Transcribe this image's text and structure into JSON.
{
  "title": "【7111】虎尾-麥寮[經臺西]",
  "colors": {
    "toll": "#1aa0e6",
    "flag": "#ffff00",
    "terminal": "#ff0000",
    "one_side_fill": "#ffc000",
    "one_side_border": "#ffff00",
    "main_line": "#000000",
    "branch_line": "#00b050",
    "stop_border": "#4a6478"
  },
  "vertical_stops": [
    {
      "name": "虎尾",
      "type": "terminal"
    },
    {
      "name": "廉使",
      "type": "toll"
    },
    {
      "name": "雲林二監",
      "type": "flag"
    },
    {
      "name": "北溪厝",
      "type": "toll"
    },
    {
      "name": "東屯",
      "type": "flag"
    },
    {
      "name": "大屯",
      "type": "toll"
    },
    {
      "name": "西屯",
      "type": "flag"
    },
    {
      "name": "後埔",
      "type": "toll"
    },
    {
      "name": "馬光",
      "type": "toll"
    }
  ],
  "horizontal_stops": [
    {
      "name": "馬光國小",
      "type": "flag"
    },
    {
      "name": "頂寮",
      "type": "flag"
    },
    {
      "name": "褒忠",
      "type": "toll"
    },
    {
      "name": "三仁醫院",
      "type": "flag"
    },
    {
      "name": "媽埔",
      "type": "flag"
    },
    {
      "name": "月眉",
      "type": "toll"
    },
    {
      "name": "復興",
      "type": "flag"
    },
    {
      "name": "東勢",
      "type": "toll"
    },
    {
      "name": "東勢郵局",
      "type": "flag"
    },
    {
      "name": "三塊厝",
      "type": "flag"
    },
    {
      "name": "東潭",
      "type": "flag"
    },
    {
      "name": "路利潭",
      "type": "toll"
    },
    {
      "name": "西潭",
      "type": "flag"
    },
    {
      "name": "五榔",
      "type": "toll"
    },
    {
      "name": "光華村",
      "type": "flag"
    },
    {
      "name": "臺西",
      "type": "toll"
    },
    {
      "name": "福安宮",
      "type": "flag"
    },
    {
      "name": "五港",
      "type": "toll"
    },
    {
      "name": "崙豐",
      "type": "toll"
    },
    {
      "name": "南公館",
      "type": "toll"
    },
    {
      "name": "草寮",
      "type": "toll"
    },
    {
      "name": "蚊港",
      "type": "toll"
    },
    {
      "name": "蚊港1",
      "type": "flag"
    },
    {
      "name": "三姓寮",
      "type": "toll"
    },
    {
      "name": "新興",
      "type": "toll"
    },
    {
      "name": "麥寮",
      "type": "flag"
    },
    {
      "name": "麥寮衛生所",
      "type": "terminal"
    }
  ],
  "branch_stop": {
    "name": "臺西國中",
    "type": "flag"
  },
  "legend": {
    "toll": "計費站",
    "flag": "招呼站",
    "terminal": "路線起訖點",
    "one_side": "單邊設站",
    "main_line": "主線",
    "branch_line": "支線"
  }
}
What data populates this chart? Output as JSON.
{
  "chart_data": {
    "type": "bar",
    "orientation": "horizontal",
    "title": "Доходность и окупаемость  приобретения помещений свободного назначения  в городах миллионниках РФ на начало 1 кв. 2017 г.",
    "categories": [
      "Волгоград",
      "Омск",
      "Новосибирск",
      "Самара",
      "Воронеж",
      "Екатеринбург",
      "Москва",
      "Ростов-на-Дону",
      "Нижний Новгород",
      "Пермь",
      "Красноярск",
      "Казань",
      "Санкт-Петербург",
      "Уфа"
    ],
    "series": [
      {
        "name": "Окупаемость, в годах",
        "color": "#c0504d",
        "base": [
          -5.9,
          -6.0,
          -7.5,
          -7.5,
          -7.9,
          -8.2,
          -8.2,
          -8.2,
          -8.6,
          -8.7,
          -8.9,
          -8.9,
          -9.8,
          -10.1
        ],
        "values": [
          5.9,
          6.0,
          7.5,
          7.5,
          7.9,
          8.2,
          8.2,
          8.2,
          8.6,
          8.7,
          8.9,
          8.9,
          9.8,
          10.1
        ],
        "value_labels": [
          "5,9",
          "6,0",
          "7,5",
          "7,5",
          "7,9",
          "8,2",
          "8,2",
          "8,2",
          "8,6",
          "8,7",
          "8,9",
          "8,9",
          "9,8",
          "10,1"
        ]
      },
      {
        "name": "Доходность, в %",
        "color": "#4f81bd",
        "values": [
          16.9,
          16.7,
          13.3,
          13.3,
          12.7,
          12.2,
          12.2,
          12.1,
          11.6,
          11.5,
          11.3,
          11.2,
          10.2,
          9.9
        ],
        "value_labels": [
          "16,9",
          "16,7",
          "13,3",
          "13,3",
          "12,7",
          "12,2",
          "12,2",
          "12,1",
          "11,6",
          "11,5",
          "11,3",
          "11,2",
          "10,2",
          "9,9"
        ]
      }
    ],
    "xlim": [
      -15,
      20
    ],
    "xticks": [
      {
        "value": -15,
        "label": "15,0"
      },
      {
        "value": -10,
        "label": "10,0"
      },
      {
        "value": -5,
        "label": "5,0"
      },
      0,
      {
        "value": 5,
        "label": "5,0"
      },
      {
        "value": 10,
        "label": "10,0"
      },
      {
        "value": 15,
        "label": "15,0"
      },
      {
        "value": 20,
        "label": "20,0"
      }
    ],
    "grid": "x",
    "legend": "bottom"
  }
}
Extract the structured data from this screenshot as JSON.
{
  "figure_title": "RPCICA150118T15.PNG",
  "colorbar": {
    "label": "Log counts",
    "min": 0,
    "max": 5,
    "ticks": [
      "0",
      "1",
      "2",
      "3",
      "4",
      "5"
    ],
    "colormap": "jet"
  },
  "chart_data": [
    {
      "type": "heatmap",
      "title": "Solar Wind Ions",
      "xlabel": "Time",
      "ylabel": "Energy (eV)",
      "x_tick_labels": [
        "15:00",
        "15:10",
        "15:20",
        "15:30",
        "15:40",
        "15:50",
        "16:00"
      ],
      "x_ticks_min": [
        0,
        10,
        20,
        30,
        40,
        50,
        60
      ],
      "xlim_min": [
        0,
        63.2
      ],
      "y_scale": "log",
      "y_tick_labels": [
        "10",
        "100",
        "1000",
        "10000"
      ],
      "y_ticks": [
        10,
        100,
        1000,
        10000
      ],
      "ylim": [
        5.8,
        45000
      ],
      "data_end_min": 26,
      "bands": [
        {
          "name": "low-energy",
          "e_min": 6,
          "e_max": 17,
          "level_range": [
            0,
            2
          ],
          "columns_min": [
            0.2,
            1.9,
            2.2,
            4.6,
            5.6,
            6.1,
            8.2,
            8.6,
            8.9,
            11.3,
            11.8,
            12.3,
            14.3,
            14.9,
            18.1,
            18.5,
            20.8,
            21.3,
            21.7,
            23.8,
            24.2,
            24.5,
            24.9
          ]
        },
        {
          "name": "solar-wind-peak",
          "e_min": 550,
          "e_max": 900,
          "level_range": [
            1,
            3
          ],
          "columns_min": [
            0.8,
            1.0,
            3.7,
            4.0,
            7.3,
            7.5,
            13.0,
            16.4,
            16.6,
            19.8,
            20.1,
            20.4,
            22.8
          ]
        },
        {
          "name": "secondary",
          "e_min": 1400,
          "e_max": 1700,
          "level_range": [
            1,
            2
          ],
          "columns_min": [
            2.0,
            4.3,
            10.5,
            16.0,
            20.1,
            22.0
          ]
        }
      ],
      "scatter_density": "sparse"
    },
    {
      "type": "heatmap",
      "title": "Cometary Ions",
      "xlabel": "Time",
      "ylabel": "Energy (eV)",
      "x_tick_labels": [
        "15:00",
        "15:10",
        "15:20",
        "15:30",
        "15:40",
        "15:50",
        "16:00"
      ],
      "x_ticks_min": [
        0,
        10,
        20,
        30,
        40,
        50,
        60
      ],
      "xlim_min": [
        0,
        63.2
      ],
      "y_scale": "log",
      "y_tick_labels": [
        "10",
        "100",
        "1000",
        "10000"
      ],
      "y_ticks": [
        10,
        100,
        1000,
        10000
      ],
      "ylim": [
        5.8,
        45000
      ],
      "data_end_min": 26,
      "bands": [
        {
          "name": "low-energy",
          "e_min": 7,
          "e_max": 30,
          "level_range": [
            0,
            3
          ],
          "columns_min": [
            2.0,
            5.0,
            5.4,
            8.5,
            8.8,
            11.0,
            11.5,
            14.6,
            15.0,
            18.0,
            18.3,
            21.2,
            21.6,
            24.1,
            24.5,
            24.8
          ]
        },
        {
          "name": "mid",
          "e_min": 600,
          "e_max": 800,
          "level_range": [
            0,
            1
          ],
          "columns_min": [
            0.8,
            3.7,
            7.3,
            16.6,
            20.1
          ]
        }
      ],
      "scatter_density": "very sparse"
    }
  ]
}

--------------------

• [DIRECTIVE]
Of the lines in the data, how many hold the string "terminal"? State the number, nothing else.

• [PROBLEM SOLUTION]
4